*AIM OF THE TASK*:
An exact transcription of every entry is required. Images are not part of it.

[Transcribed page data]
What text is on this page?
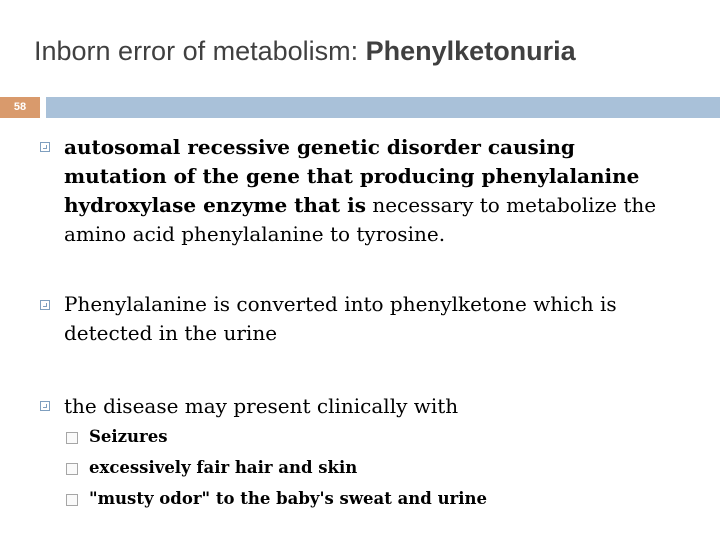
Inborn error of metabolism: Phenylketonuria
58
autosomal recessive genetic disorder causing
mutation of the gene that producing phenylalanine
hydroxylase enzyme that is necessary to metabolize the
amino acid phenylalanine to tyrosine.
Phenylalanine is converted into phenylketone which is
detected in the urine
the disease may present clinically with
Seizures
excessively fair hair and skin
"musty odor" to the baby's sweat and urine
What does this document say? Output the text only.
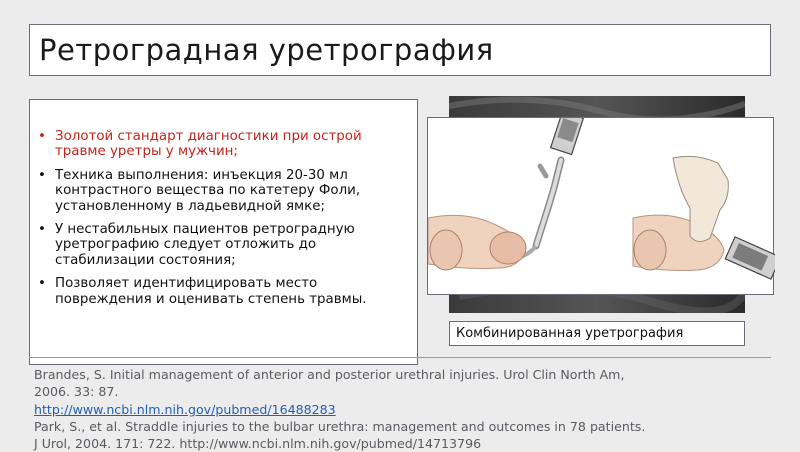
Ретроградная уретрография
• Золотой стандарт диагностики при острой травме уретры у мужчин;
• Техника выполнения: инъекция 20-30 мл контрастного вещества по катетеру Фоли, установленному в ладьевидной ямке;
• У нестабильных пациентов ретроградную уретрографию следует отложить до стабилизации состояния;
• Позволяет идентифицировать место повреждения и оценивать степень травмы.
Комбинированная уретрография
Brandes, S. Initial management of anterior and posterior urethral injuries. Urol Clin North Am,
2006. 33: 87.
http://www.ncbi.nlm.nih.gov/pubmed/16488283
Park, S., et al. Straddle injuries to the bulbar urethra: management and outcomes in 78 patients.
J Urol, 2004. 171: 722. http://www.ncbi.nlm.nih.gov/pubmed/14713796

*RESPONSE AREA*:
What text is on this page?
Inborn error of metabolism: Phenylketonuria
58
autosomal recessive genetic disorder causing
mutation of the gene that producing phenylalanine
hydroxylase enzyme that is necessary to metabolize the
amino acid phenylalanine to tyrosine.
Phenylalanine is converted into phenylketone which is
detected in the urine
the disease may present clinically with
Seizures
excessively fair hair and skin
"musty odor" to the baby's sweat and urine
What does this document say? Output the text only.
Ретроградная уретрография
• Золотой стандарт диагностики при острой травме уретры у мужчин;
• Техника выполнения: инъекция 20-30 мл контрастного вещества по катетеру Фоли, установленному в ладьевидной ямке;
• У нестабильных пациентов ретроградную уретрографию следует отложить до стабилизации состояния;
• Позволяет идентифицировать место повреждения и оценивать степень травмы.
Комбинированная уретрография
Brandes, S. Initial management of anterior and posterior urethral injuries. Urol Clin North Am,
2006. 33: 87.
http://www.ncbi.nlm.nih.gov/pubmed/16488283
Park, S., et al. Straddle injuries to the bulbar urethra: management and outcomes in 78 patients.
J Urol, 2004. 171: 722. http://www.ncbi.nlm.nih.gov/pubmed/14713796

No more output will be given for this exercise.